===== SOURCE EXCERPT =====

Estimate RTO and RPO using DMVs

It's possible to query the DMVs sys.dm_hadr_database_replica_states and sys.dm_hadr_database_replica_cluster_states to estimate the RPO and RTO of a database. The below queries create stored procedures that accomplish both things.

Note

Be sure to create and run the stored procedure to estimate the RTO first, as the values it produces are necessary to run the stored procedure for estimating the RPO.

Create a stored procedure to estimate RTO

  1. On the target secondary replica, create stored procedure proc_calculate_RTO. If this stored procedure already exists, drop it first, and then recreate it.

    IF object_id(N'proc_calculate_RTO', 'p') IS NOT NULL
        DROP PROCEDURE proc_calculate_RTO;
    GO
    
    RAISERROR ('creating procedure proc_calculate_RTO', 0, 1)
        WITH NOWAIT;
    GO
    
    -- name: proc_calculate_RTO
    --
    -- description: Calculate RTO of a secondary database.
    -- 
    -- parameters: @secondary_database_name nvarchar(max): name of the secondary database.
    --
    -- security: this is a public interface object.
    --
    CREATE PROCEDURE proc_calculate_RTO
    @secondary_database_name NVARCHAR (MAX)

=====

REQUESTS:
- a) Quote the RTO and RPO excerpt between "It's possible to" and "accomplish both things.", inclusive.
- b) Lay out the records between the lines holding "List UI elements" and "bar-segment-pink [734, 120, 829, 124]", inclusive, as a JSON list of strings, one string per line, leaving out blank lines.
The records that follow are unrelated to the RTO and RPO excerpt.

===== PROVIDED DATA =====

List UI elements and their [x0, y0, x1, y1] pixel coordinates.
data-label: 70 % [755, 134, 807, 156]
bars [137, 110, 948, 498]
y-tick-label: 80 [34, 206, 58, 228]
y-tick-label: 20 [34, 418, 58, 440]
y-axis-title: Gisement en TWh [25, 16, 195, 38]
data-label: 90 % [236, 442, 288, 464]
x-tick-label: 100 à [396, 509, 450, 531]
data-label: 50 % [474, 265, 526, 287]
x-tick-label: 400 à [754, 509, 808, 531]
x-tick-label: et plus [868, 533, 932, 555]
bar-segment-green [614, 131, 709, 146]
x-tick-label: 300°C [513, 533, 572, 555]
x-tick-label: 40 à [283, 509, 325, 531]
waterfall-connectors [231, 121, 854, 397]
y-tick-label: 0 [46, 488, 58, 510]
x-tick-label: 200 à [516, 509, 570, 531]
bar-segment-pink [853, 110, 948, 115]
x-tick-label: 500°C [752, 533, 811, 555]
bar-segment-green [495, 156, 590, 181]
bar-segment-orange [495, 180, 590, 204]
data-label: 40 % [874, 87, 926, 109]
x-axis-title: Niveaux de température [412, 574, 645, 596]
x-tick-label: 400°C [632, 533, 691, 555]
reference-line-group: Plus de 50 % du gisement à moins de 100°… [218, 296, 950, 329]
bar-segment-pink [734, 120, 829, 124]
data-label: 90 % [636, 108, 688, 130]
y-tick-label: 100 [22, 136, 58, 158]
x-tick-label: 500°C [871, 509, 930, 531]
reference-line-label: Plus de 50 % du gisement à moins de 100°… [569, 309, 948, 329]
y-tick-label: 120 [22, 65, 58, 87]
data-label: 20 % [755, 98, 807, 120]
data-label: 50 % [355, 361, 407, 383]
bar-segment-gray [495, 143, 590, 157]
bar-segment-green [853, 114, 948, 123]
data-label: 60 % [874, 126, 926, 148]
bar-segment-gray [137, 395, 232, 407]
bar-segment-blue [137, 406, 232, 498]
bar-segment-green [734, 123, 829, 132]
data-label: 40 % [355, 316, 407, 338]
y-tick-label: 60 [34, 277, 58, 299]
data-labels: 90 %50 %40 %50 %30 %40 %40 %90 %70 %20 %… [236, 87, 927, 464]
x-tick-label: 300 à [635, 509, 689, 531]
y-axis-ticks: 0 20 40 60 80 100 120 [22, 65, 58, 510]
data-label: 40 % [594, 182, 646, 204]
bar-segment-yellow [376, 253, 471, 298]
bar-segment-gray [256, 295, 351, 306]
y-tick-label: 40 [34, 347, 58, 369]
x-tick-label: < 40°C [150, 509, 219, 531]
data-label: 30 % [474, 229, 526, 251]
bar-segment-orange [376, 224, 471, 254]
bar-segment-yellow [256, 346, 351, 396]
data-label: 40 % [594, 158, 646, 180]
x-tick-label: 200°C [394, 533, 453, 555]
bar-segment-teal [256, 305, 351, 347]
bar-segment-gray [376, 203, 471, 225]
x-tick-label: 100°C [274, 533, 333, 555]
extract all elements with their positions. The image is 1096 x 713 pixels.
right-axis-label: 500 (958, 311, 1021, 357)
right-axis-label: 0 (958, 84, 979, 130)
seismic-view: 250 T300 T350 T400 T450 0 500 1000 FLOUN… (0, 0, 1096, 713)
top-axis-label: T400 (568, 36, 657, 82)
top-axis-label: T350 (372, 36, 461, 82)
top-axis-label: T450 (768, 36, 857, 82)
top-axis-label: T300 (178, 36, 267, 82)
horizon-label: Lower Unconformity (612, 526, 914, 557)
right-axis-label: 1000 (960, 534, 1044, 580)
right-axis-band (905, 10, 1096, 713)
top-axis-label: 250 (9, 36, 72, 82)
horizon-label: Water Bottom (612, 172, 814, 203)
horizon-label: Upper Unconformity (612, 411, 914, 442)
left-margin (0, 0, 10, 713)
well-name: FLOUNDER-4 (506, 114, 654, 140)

=====
===== PROVIDED DATA =====

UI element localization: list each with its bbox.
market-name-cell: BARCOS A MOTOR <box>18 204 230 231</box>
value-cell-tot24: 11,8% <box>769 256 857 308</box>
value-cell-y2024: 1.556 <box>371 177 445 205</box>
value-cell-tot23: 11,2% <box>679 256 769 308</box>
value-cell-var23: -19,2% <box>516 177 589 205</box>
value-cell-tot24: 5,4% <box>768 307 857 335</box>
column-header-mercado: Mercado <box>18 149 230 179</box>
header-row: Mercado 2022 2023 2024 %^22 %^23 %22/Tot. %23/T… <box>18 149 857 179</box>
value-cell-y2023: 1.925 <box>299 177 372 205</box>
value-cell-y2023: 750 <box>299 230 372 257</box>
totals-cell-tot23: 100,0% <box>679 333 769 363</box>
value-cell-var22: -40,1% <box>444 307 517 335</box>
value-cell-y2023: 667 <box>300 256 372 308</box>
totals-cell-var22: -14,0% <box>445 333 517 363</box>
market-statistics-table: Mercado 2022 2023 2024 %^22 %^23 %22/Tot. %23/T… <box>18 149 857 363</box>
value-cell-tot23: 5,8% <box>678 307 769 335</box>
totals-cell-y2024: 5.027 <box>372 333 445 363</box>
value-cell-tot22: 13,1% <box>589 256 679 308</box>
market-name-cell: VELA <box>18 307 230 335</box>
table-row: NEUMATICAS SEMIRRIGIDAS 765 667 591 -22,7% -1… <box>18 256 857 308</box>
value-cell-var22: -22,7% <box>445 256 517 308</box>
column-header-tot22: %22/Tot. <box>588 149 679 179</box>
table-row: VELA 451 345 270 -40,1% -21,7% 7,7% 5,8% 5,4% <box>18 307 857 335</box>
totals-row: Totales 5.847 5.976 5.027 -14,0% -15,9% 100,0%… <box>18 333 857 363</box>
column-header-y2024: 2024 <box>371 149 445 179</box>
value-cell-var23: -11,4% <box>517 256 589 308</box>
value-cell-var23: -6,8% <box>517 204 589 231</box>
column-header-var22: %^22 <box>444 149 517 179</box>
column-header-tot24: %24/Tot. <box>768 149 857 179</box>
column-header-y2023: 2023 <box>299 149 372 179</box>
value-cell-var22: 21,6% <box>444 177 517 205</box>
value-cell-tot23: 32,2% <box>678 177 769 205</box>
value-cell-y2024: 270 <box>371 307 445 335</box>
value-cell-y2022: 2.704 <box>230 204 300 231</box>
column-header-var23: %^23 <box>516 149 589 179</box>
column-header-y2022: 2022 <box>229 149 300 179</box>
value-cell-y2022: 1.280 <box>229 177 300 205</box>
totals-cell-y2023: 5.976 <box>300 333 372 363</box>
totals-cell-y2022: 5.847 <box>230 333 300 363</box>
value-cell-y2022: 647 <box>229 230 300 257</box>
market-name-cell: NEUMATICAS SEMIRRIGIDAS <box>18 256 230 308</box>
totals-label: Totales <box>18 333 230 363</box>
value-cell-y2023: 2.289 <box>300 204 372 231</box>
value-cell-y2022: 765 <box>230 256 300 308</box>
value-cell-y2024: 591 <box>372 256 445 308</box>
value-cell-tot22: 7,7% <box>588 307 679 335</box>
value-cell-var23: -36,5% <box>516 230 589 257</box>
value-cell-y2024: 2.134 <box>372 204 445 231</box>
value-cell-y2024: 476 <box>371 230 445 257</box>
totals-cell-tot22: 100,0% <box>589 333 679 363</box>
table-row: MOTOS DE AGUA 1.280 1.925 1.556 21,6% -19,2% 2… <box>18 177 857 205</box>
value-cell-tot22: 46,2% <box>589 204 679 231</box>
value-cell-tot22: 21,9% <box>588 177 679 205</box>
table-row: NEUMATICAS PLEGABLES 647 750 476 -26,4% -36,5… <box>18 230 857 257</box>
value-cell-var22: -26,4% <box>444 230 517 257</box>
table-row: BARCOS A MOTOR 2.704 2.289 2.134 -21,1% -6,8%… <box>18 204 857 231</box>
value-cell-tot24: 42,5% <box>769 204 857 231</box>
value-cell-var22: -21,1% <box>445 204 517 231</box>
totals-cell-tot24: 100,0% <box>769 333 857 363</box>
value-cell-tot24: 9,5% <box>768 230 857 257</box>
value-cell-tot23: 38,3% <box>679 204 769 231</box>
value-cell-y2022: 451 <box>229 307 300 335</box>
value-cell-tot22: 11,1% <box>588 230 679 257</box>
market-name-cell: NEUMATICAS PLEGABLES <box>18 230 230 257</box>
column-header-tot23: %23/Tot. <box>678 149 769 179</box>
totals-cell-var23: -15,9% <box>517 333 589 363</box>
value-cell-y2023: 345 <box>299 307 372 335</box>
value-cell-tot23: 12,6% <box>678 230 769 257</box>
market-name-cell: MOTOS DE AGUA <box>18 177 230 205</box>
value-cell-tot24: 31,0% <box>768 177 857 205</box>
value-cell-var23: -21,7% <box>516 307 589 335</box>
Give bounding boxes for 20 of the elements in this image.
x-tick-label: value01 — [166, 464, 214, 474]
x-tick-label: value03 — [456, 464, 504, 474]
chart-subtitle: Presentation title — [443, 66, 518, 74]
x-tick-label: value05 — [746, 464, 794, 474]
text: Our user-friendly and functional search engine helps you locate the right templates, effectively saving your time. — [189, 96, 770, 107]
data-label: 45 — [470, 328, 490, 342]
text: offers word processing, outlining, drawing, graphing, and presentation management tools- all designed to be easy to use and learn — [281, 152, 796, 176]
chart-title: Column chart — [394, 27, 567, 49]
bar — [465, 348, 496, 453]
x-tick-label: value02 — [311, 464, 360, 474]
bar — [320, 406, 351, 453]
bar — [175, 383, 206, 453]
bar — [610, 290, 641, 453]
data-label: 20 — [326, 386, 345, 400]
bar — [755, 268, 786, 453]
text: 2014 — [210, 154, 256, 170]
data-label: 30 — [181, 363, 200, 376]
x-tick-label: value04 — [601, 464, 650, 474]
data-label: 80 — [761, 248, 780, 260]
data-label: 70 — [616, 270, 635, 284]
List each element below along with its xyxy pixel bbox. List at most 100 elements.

=====

TASK RESPONSES:
- a)
It's possible to query the DMVs sys.dm_hadr_database_replica_states and sys.dm_hadr_database_replica_cluster_states to estimate the RPO and RTO of a database. The below queries create stored procedures that accomplish both things.

- b)
[
  "List UI elements and their [x0, y0, x1, y1] pixel coordinates.",
  "data-label: 70 % [755, 134, 807, 156]",
  "bars [137, 110, 948, 498]",
  "y-tick-label: 80 [34, 206, 58, 228]",
  "y-tick-label: 20 [34, 418, 58, 440]",
  "y-axis-title: Gisement en TWh [25, 16, 195, 38]",
  "data-label: 90 % [236, 442, 288, 464]",
  "x-tick-label: 100 à [396, 509, 450, 531]",
  "data-label: 50 % [474, 265, 526, 287]",
  "x-tick-label: 400 à [754, 509, 808, 531]",
  "x-tick-label: et plus [868, 533, 932, 555]",
  "bar-segment-green [614, 131, 709, 146]",
  "x-tick-label: 300°C [513, 533, 572, 555]",
  "x-tick-label: 40 à [283, 509, 325, 531]",
  "waterfall-connectors [231, 121, 854, 397]",
  "y-tick-label: 0 [46, 488, 58, 510]",
  "x-tick-label: 200 à [516, 509, 570, 531]",
  "bar-segment-pink [853, 110, 948, 115]",
  "x-tick-label: 500°C [752, 533, 811, 555]",
  "bar-segment-green [495, 156, 590, 181]",
  "bar-segment-orange [495, 180, 590, 204]",
  "data-label: 40 % [874, 87, 926, 109]",
  "x-axis-title: Niveaux de température [412, 574, 645, 596]",
  "x-tick-label: 400°C [632, 533, 691, 555]",
  "reference-line-group: Plus de 50 % du gisement à moins de 100°… [218, 296, 950, 329]",
  "bar-segment-pink [734, 120, 829, 124]"
]